Data items:

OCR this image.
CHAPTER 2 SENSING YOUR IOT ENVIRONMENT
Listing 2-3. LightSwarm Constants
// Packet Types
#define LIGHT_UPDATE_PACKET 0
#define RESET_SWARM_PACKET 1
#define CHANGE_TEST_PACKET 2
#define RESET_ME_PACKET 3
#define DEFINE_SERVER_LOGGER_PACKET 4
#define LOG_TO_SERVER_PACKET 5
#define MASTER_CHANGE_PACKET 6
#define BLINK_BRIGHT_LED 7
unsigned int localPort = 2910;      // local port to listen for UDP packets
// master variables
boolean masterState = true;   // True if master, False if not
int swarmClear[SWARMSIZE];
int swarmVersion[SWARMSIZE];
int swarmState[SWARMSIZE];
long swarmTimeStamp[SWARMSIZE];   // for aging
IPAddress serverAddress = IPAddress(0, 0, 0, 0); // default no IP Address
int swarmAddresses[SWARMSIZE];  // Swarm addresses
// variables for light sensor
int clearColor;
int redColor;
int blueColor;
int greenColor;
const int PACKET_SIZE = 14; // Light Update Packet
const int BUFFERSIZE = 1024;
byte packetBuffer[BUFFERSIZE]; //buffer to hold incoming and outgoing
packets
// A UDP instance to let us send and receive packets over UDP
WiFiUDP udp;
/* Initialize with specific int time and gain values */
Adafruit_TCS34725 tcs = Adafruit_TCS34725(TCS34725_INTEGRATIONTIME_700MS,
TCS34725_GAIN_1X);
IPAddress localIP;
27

Task brief
Find every line above that contains the word "packets", and return each one.

Expected answer
unsigned int localPort = 2910;      // local port to listen for UDP packets
packets
// A UDP instance to let us send and receive packets over UDP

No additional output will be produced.